• WHAT YOU ARE ASKED TO DO
Check every line in the records below for the word "text" and report how many have it, nothing more.

(Stored records)
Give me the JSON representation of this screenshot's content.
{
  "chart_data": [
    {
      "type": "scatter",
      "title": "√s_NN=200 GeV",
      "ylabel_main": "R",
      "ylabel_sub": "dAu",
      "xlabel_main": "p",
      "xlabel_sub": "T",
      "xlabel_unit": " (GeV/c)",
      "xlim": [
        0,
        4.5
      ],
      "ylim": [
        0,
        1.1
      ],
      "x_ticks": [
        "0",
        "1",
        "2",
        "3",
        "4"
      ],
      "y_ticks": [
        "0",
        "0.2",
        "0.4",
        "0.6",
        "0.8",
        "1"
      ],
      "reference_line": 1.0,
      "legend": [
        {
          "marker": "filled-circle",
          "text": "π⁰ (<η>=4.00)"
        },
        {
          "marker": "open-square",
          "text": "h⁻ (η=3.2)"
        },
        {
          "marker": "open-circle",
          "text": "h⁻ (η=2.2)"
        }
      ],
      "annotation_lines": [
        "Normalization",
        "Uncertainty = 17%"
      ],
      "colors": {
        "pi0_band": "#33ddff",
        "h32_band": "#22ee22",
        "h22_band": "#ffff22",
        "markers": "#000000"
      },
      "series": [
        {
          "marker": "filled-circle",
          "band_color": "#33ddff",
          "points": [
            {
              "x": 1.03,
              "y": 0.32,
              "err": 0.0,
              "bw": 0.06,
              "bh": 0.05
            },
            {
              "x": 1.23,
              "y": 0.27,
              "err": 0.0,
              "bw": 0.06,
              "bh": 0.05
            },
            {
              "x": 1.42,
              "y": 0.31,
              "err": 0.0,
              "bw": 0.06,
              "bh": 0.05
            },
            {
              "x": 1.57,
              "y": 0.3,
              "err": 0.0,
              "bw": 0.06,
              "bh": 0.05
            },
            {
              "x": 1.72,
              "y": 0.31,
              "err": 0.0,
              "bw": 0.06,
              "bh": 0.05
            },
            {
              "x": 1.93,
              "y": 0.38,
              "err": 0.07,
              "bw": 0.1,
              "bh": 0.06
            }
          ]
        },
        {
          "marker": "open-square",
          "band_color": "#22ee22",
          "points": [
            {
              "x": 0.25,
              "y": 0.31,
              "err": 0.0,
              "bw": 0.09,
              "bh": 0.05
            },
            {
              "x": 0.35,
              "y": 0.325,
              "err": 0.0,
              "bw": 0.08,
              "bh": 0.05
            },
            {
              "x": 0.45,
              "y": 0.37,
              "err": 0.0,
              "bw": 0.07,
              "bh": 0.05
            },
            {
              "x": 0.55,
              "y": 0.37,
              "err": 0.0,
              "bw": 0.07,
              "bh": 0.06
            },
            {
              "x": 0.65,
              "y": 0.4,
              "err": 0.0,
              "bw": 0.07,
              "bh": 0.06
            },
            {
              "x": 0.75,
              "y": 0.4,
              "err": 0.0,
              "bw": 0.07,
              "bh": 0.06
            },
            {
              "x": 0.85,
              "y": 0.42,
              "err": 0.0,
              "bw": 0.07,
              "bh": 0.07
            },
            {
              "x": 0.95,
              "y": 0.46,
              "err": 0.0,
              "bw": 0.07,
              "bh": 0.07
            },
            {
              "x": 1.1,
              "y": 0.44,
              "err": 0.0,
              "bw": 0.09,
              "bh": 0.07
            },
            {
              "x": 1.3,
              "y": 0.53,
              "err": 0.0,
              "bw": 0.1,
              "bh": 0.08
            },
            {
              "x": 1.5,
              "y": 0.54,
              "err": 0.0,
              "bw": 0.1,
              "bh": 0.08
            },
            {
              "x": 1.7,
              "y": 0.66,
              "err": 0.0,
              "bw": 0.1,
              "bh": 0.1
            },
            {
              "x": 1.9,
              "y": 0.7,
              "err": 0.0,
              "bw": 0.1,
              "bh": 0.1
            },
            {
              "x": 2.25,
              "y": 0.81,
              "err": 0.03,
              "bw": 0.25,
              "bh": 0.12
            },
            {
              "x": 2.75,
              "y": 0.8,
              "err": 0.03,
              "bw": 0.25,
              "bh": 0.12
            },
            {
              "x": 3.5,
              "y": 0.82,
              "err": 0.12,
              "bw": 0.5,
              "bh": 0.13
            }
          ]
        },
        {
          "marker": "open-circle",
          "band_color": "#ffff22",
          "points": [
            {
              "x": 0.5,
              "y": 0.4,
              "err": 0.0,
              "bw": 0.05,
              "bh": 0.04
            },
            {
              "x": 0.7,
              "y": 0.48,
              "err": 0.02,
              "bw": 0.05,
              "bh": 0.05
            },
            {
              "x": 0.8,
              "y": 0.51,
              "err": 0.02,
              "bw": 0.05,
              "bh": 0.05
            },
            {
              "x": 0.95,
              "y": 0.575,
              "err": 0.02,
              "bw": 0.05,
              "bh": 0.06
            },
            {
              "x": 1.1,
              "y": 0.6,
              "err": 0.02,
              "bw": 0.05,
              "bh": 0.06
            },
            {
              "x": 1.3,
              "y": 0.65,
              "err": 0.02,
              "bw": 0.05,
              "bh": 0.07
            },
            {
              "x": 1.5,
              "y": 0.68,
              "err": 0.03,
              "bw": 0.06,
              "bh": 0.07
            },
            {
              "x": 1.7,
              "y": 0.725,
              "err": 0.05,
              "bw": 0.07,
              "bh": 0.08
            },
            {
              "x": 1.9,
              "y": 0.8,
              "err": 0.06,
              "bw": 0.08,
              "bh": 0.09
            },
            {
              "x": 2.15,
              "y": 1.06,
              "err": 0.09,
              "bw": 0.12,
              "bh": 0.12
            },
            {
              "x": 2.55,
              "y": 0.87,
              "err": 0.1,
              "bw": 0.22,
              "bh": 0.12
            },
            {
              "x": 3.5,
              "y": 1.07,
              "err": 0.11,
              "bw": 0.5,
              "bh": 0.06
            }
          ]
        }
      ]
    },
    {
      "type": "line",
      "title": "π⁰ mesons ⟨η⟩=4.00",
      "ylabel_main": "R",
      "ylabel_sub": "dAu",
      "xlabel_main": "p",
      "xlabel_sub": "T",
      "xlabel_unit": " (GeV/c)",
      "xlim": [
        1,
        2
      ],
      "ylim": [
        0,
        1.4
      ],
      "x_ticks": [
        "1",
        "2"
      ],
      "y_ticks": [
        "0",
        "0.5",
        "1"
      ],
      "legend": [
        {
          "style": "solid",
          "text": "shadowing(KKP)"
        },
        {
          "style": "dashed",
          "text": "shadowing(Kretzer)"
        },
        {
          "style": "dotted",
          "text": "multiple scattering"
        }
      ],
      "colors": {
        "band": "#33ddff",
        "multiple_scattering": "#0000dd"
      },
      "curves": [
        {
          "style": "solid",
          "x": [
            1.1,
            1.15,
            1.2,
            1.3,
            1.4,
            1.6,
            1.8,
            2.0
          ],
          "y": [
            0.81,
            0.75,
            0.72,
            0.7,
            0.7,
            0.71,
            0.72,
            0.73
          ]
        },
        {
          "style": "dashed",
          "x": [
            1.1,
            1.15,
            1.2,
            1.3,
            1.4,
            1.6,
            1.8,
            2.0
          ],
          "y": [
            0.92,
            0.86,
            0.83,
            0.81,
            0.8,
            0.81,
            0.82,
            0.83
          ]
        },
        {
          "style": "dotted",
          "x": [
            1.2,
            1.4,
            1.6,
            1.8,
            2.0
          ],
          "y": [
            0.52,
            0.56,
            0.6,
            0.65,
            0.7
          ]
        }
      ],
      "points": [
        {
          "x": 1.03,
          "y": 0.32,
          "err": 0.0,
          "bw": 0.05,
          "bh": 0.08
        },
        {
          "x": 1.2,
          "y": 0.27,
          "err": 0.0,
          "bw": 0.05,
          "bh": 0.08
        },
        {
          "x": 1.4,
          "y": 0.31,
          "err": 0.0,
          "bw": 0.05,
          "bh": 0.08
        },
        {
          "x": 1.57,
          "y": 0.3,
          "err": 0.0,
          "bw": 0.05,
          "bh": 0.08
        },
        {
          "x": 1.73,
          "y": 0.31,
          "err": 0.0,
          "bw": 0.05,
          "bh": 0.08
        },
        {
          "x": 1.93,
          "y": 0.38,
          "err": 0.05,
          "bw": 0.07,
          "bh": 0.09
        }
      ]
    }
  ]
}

• ANSWER TO THE PROBLEM
6